(Перечень данных)
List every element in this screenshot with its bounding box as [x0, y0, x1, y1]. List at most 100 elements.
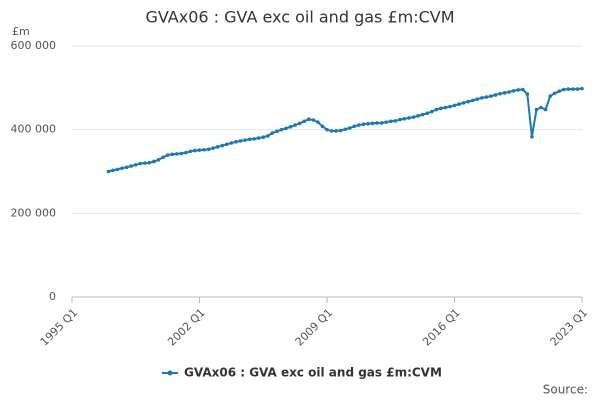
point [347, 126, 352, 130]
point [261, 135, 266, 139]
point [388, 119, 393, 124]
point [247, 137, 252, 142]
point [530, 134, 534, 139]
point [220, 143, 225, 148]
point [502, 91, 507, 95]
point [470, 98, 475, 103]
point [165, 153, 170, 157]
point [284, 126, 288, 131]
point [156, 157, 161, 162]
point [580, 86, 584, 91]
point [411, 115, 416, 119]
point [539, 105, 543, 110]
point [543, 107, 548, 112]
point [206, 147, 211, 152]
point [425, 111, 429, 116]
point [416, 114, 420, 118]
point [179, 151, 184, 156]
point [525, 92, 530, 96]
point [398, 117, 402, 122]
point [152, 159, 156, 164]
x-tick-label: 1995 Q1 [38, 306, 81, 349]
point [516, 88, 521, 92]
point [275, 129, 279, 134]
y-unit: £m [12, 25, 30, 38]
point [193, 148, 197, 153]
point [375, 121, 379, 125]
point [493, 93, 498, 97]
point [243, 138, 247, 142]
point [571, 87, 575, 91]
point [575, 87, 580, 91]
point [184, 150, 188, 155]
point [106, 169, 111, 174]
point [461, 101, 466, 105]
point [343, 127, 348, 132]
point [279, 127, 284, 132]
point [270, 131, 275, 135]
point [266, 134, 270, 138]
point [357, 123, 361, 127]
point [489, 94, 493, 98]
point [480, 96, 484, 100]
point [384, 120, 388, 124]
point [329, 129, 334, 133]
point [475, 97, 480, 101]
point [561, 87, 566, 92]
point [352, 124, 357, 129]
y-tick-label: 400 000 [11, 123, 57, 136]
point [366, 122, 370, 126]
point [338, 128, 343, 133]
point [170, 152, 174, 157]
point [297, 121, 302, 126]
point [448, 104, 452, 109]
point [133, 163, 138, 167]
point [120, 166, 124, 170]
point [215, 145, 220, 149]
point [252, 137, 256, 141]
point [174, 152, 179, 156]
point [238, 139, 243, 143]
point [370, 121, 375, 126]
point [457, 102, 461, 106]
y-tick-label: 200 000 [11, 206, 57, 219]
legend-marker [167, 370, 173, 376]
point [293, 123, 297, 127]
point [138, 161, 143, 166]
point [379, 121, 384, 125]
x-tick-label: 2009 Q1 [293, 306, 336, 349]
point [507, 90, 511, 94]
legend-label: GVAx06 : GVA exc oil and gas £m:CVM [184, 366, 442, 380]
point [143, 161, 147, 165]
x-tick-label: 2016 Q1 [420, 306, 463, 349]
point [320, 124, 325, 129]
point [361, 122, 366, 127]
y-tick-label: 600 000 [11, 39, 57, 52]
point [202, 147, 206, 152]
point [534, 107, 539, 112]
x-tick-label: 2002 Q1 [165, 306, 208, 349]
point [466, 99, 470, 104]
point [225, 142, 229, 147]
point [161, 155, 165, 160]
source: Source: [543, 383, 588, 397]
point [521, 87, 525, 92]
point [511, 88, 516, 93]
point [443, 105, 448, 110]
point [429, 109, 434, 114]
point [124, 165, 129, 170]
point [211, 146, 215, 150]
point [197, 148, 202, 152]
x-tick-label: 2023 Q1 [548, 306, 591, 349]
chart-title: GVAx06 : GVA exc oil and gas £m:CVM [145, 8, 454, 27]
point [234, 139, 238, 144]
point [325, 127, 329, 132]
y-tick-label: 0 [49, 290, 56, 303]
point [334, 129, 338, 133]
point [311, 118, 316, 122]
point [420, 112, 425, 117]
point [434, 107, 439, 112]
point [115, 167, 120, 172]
--
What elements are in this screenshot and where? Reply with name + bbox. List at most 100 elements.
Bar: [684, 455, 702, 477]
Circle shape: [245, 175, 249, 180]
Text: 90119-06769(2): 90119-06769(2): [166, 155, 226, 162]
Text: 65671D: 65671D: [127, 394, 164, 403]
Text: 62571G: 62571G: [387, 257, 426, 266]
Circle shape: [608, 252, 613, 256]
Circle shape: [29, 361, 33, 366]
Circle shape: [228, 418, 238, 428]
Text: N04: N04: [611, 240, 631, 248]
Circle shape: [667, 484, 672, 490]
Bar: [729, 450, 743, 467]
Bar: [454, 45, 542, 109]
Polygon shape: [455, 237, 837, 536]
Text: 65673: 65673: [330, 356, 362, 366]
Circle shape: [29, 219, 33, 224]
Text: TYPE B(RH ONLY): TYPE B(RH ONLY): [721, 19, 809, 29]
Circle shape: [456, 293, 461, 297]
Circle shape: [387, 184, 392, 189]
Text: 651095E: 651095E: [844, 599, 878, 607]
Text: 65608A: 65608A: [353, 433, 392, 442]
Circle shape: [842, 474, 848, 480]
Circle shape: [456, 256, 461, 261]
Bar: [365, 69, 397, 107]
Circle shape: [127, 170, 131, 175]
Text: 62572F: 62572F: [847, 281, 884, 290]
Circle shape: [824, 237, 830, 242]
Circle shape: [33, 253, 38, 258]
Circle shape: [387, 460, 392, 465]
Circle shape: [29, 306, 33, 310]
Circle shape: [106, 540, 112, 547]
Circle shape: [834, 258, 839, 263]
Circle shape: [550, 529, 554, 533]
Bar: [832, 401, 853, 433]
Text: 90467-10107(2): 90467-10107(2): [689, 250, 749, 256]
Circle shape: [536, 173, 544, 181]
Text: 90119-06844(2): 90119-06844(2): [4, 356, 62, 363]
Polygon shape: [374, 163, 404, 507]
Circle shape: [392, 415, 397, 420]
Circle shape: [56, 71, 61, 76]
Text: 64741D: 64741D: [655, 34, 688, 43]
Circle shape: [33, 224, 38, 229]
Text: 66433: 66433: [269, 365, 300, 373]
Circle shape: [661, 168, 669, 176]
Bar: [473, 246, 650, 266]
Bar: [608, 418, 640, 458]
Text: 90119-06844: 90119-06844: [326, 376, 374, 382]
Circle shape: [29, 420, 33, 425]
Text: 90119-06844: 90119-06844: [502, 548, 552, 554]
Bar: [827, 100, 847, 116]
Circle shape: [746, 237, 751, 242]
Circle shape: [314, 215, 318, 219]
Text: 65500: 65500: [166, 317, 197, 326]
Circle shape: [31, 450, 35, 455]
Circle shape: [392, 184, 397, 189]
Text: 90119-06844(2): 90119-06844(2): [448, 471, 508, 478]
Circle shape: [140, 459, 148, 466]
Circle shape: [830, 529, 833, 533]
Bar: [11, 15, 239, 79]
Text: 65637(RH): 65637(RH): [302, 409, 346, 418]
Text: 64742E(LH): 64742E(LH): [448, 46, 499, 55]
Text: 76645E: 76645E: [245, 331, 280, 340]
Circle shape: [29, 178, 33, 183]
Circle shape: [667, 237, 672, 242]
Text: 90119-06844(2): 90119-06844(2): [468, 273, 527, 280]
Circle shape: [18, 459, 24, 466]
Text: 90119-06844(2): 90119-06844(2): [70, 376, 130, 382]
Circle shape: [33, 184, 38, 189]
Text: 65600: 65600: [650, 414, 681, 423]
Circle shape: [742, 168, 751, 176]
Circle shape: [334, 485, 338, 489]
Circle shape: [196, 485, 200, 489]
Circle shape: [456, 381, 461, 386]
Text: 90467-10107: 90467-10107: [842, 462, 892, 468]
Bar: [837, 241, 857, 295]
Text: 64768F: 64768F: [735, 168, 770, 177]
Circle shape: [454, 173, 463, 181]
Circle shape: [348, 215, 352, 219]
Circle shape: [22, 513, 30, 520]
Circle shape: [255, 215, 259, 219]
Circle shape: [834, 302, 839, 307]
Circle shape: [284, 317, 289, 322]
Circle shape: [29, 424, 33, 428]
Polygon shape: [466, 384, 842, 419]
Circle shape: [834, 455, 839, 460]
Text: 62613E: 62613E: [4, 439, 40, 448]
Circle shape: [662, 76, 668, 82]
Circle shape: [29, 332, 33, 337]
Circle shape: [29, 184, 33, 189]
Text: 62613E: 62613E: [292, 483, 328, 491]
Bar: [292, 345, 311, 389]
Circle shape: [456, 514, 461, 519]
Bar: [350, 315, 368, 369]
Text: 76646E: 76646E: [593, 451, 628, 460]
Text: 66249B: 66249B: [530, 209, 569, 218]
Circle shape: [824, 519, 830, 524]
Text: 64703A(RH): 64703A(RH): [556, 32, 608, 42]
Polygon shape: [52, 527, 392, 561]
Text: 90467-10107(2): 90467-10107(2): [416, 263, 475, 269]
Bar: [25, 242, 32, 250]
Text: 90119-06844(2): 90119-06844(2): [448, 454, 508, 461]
...
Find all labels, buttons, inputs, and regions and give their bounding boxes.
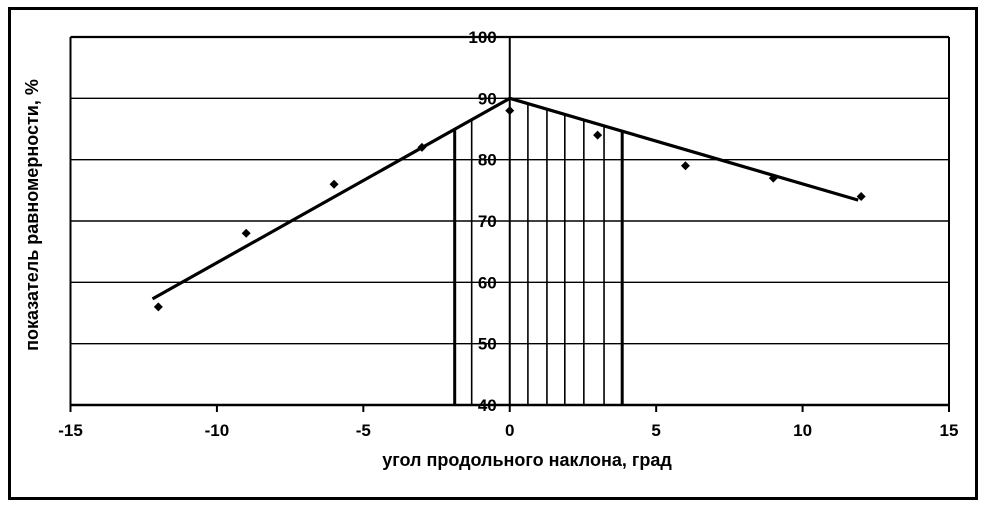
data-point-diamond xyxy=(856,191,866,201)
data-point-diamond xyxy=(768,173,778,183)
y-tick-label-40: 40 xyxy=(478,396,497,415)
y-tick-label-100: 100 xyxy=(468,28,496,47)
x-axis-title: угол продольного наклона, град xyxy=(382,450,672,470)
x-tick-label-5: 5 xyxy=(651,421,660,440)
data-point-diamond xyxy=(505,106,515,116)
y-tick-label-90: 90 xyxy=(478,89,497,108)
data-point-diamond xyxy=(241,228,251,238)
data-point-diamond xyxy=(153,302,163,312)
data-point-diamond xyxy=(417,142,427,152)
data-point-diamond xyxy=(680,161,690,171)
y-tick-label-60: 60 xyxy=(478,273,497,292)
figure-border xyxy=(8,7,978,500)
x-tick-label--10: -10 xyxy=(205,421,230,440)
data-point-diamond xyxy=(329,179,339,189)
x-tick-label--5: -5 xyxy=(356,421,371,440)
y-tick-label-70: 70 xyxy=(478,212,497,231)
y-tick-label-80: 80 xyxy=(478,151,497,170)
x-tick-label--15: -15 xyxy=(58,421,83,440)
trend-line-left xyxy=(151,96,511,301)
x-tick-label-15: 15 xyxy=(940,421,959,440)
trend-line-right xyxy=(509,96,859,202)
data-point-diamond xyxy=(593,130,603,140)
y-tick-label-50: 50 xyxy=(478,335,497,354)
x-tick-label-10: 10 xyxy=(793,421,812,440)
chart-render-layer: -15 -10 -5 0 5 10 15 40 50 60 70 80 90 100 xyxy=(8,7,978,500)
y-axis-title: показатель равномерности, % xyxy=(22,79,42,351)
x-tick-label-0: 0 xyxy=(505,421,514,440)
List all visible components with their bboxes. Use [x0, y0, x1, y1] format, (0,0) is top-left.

=== Задание ===
Перепишите без изменений строки записей: от строки с "data-point-diamond xyxy=(856,191,866,201)" до строки с "data-point-diamond xyxy=(153,302,163,312)" включительно.

=== Решение ===
data-point-diamond xyxy=(856,191,866,201)
data-point-diamond xyxy=(768,173,778,183)
y-tick-label-40: 40 xyxy=(478,396,497,415)
y-tick-label-100: 100 xyxy=(468,28,496,47)
x-axis-title: угол продольного наклона, град xyxy=(382,450,672,470)
x-tick-label-5: 5 xyxy=(651,421,660,440)
data-point-diamond xyxy=(505,106,515,116)
y-tick-label-90: 90 xyxy=(478,89,497,108)
data-point-diamond xyxy=(241,228,251,238)
data-point-diamond xyxy=(153,302,163,312)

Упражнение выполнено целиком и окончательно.